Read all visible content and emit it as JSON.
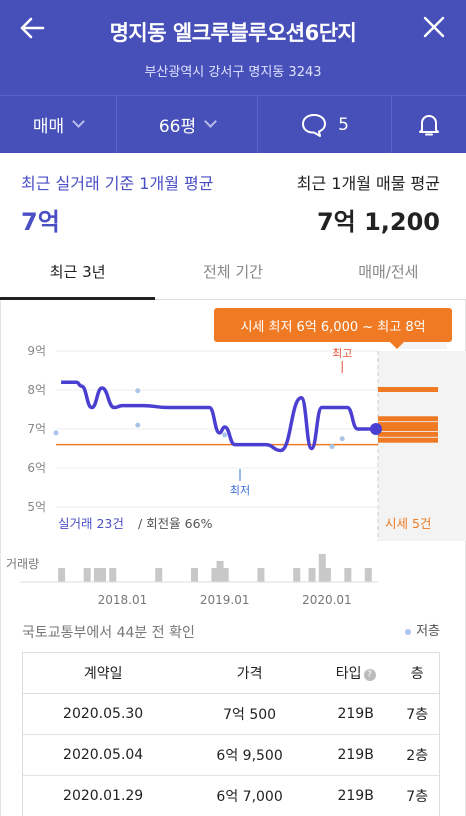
{
  "header": {
    "title": "명지동 엘크루블루오션6단지",
    "address": "부산광역시 강서구 명지동 3243"
  },
  "filters": {
    "deal_type": "매매",
    "size": "66평",
    "comments_count": "5"
  },
  "summary": {
    "left_label": "최근 실거래 기준 1개월 평균",
    "left_value": "7억",
    "right_label": "최근 1개월 매물 평균",
    "right_value": "7억 1,200"
  },
  "tabs": [
    "최근 3년",
    "전체 기간",
    "매매/전세"
  ],
  "chart": {
    "price_badge": "시세 최저 6억 6,000 ~ 최고 8억",
    "max_label": "최고",
    "min_label": "최저",
    "trade_caption_count": "실거래 23건",
    "trade_caption_rate": " / 회전율 66%",
    "market_caption": "시세 5건",
    "volume_label": "거래량",
    "colors": {
      "line": "#4a3fd1",
      "market": "#f07a24",
      "scatter": "#a9c4e6"
    }
  },
  "chart_data": {
    "type": "line",
    "y_ticks": [
      "9억",
      "8억",
      "7억",
      "6억",
      "5억"
    ],
    "ylim": [
      5,
      9
    ],
    "x_ticks": [
      "2018.01",
      "2019.01",
      "2020.01"
    ],
    "series": [
      {
        "name": "실거래",
        "x": [
          2017.4,
          2017.55,
          2017.6,
          2017.7,
          2017.8,
          2017.92,
          2018.0,
          2018.2,
          2018.45,
          2018.7,
          2018.85,
          2018.95,
          2019.0,
          2019.1,
          2019.25,
          2019.4,
          2019.55,
          2019.75,
          2019.85,
          2019.95,
          2020.05,
          2020.2,
          2020.3,
          2020.4,
          2020.48
        ],
        "y": [
          8.2,
          8.2,
          8.1,
          7.55,
          8.05,
          7.55,
          7.6,
          7.6,
          7.55,
          7.55,
          7.55,
          6.9,
          7.05,
          6.6,
          6.6,
          6.6,
          6.45,
          7.8,
          6.5,
          7.55,
          7.55,
          7.55,
          7.0,
          7.0,
          7.0
        ]
      }
    ],
    "scatter": {
      "x": [
        2017.35,
        2018.15,
        2018.15,
        2019.0,
        2020.05,
        2020.15
      ],
      "y": [
        6.9,
        7.98,
        7.1,
        6.85,
        6.55,
        6.75
      ]
    },
    "reference_line": 6.6,
    "market_range": [
      6.6,
      8.0
    ],
    "market_levels": [
      8.0,
      7.25,
      7.1,
      7.0,
      6.85,
      6.7
    ],
    "volume": {
      "x": [
        2017.4,
        2017.65,
        2017.75,
        2017.8,
        2017.9,
        2018.35,
        2018.7,
        2018.9,
        2018.95,
        2019.0,
        2019.35,
        2019.7,
        2019.85,
        2019.95,
        2020.0,
        2020.2,
        2020.4
      ],
      "y": [
        1,
        1,
        1,
        1,
        1,
        1,
        1,
        1,
        1.5,
        1,
        1,
        1,
        1,
        2,
        1,
        1,
        1
      ]
    }
  },
  "info": {
    "source_text": "국토교통부에서 44분 전 확인",
    "legend_text": "저층"
  },
  "table": {
    "headers": [
      "계약일",
      "가격",
      "타입",
      "층"
    ],
    "rows": [
      [
        "2020.05.30",
        "7억 500",
        "219B",
        "7층"
      ],
      [
        "2020.05.04",
        "6억 9,500",
        "219B",
        "2층"
      ],
      [
        "2020.01.29",
        "6억 7,000",
        "219B",
        "7층"
      ]
    ]
  }
}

Instructions to follow => In your copy, repeat each record exactly and include no pictures.

Output for this task =>
Read all visible content and emit it as JSON.
{
  "header": {
    "title": "명지동 엘크루블루오션6단지",
    "address": "부산광역시 강서구 명지동 3243"
  },
  "filters": {
    "deal_type": "매매",
    "size": "66평",
    "comments_count": "5"
  },
  "summary": {
    "left_label": "최근 실거래 기준 1개월 평균",
    "left_value": "7억",
    "right_label": "최근 1개월 매물 평균",
    "right_value": "7억 1,200"
  },
  "tabs": [
    "최근 3년",
    "전체 기간",
    "매매/전세"
  ],
  "chart": {
    "price_badge": "시세 최저 6억 6,000 ~ 최고 8억",
    "max_label": "최고",
    "min_label": "최저",
    "trade_caption_count": "실거래 23건",
    "trade_caption_rate": " / 회전율 66%",
    "market_caption": "시세 5건",
    "volume_label": "거래량",
    "colors": {
      "line": "#4a3fd1",
      "market": "#f07a24",
      "scatter": "#a9c4e6"
    }
  },
  "chart_data": {
    "type": "line",
    "y_ticks": [
      "9억",
      "8억",
      "7억",
      "6억",
      "5억"
    ],
    "ylim": [
      5,
      9
    ],
    "x_ticks": [
      "2018.01",
      "2019.01",
      "2020.01"
    ],
    "series": [
      {
        "name": "실거래",
        "x": [
          2017.4,
          2017.55,
          2017.6,
          2017.7,
          2017.8,
          2017.92,
          2018.0,
          2018.2,
          2018.45,
          2018.7,
          2018.85,
          2018.95,
          2019.0,
          2019.1,
          2019.25,
          2019.4,
          2019.55,
          2019.75,
          2019.85,
          2019.95,
          2020.05,
          2020.2,
          2020.3,
          2020.4,
          2020.48
        ],
        "y": [
          8.2,
          8.2,
          8.1,
          7.55,
          8.05,
          7.55,
          7.6,
          7.6,
          7.55,
          7.55,
          7.55,
          6.9,
          7.05,
          6.6,
          6.6,
          6.6,
          6.45,
          7.8,
          6.5,
          7.55,
          7.55,
          7.55,
          7.0,
          7.0,
          7.0
        ]
      }
    ],
    "scatter": {
      "x": [
        2017.35,
        2018.15,
        2018.15,
        2019.0,
        2020.05,
        2020.15
      ],
      "y": [
        6.9,
        7.98,
        7.1,
        6.85,
        6.55,
        6.75
      ]
    },
    "reference_line": 6.6,
    "market_range": [
      6.6,
      8.0
    ],
    "market_levels": [
      8.0,
      7.25,
      7.1,
      7.0,
      6.85,
      6.7
    ],
    "volume": {
      "x": [
        2017.4,
        2017.65,
        2017.75,
        2017.8,
        2017.9,
        2018.35,
        2018.7,
        2018.9,
        2018.95,
        2019.0,
        2019.35,
        2019.7,
        2019.85,
        2019.95,
        2020.0,
        2020.2,
        2020.4
      ],
      "y": [
        1,
        1,
        1,
        1,
        1,
        1,
        1,
        1,
        1.5,
        1,
        1,
        1,
        1,
        2,
        1,
        1,
        1
      ]
    }
  },
  "info": {
    "source_text": "국토교통부에서 44분 전 확인",
    "legend_text": "저층"
  },
  "table": {
    "headers": [
      "계약일",
      "가격",
      "타입",
      "층"
    ],
    "rows": [
      [
        "2020.05.30",
        "7억 500",
        "219B",
        "7층"
      ],
      [
        "2020.05.04",
        "6억 9,500",
        "219B",
        "2층"
      ],
      [
        "2020.01.29",
        "6억 7,000",
        "219B",
        "7층"
      ]
    ]
  }
}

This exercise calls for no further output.